What you will do: Restate the full set of records exactly, without adding or dropping a word.

--------------------------------

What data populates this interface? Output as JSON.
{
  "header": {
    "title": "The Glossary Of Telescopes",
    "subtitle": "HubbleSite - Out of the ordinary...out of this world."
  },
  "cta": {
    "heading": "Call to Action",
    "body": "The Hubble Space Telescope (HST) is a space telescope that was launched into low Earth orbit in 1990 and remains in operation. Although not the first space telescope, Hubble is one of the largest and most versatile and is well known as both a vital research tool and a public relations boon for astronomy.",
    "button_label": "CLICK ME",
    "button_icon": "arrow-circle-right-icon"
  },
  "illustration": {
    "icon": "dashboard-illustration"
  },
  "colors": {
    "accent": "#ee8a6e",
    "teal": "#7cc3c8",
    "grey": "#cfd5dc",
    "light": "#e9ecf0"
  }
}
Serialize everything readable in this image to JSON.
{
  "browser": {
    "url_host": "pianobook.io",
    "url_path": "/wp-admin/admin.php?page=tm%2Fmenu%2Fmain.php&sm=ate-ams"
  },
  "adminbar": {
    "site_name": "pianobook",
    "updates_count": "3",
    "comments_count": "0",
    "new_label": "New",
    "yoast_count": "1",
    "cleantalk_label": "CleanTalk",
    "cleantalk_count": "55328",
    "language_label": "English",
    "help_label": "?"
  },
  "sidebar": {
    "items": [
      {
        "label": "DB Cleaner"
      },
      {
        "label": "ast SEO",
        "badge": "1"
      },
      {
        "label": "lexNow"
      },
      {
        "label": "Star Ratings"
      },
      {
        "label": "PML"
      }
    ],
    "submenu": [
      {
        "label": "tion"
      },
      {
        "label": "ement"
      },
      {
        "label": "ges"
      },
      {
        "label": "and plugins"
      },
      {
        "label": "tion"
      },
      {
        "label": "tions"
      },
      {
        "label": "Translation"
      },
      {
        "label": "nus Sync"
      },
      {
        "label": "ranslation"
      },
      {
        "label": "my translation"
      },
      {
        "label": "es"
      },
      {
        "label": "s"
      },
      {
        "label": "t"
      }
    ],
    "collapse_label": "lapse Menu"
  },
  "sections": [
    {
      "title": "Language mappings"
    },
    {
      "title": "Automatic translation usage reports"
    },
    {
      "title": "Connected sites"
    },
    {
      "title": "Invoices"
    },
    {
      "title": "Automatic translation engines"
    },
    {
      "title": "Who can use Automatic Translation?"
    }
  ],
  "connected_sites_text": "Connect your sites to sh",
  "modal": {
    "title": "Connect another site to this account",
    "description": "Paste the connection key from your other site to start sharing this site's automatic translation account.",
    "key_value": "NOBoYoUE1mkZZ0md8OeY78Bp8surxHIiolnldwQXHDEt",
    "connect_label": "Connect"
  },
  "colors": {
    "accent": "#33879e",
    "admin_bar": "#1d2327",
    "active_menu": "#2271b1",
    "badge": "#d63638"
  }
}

--------------------------------

Written response:
What data populates this interface? Output as JSON.
{
  "header": {
    "title": "The Glossary Of Telescopes",
    "subtitle": "HubbleSite - Out of the ordinary...out of this world."
  },
  "cta": {
    "heading": "Call to Action",
    "body": "The Hubble Space Telescope (HST) is a space telescope that was launched into low Earth orbit in 1990 and remains in operation. Although not the first space telescope, Hubble is one of the largest and most versatile and is well known as both a vital research tool and a public relations boon for astronomy.",
    "button_label": "CLICK ME",
    "button_icon": "arrow-circle-right-icon"
  },
  "illustration": {
    "icon": "dashboard-illustration"
  },
  "colors": {
    "accent": "#ee8a6e",
    "teal": "#7cc3c8",
    "grey": "#cfd5dc",
    "light": "#e9ecf0"
  }
}
Serialize everything readable in this image to JSON.
{
  "browser": {
    "url_host": "pianobook.io",
    "url_path": "/wp-admin/admin.php?page=tm%2Fmenu%2Fmain.php&sm=ate-ams"
  },
  "adminbar": {
    "site_name": "pianobook",
    "updates_count": "3",
    "comments_count": "0",
    "new_label": "New",
    "yoast_count": "1",
    "cleantalk_label": "CleanTalk",
    "cleantalk_count": "55328",
    "language_label": "English",
    "help_label": "?"
  },
  "sidebar": {
    "items": [
      {
        "label": "DB Cleaner"
      },
      {
        "label": "ast SEO",
        "badge": "1"
      },
      {
        "label": "lexNow"
      },
      {
        "label": "Star Ratings"
      },
      {
        "label": "PML"
      }
    ],
    "submenu": [
      {
        "label": "tion"
      },
      {
        "label": "ement"
      },
      {
        "label": "ges"
      },
      {
        "label": "and plugins"
      },
      {
        "label": "tion"
      },
      {
        "label": "tions"
      },
      {
        "label": "Translation"
      },
      {
        "label": "nus Sync"
      },
      {
        "label": "ranslation"
      },
      {
        "label": "my translation"
      },
      {
        "label": "es"
      },
      {
        "label": "s"
      },
      {
        "label": "t"
      }
    ],
    "collapse_label": "lapse Menu"
  },
  "sections": [
    {
      "title": "Language mappings"
    },
    {
      "title": "Automatic translation usage reports"
    },
    {
      "title": "Connected sites"
    },
    {
      "title": "Invoices"
    },
    {
      "title": "Automatic translation engines"
    },
    {
      "title": "Who can use Automatic Translation?"
    }
  ],
  "connected_sites_text": "Connect your sites to sh",
  "modal": {
    "title": "Connect another site to this account",
    "description": "Paste the connection key from your other site to start sharing this site's automatic translation account.",
    "key_value": "NOBoYoUE1mkZZ0md8OeY78Bp8surxHIiolnldwQXHDEt",
    "connect_label": "Connect"
  },
  "colors": {
    "accent": "#33879e",
    "admin_bar": "#1d2327",
    "active_menu": "#2271b1",
    "badge": "#d63638"
  }
}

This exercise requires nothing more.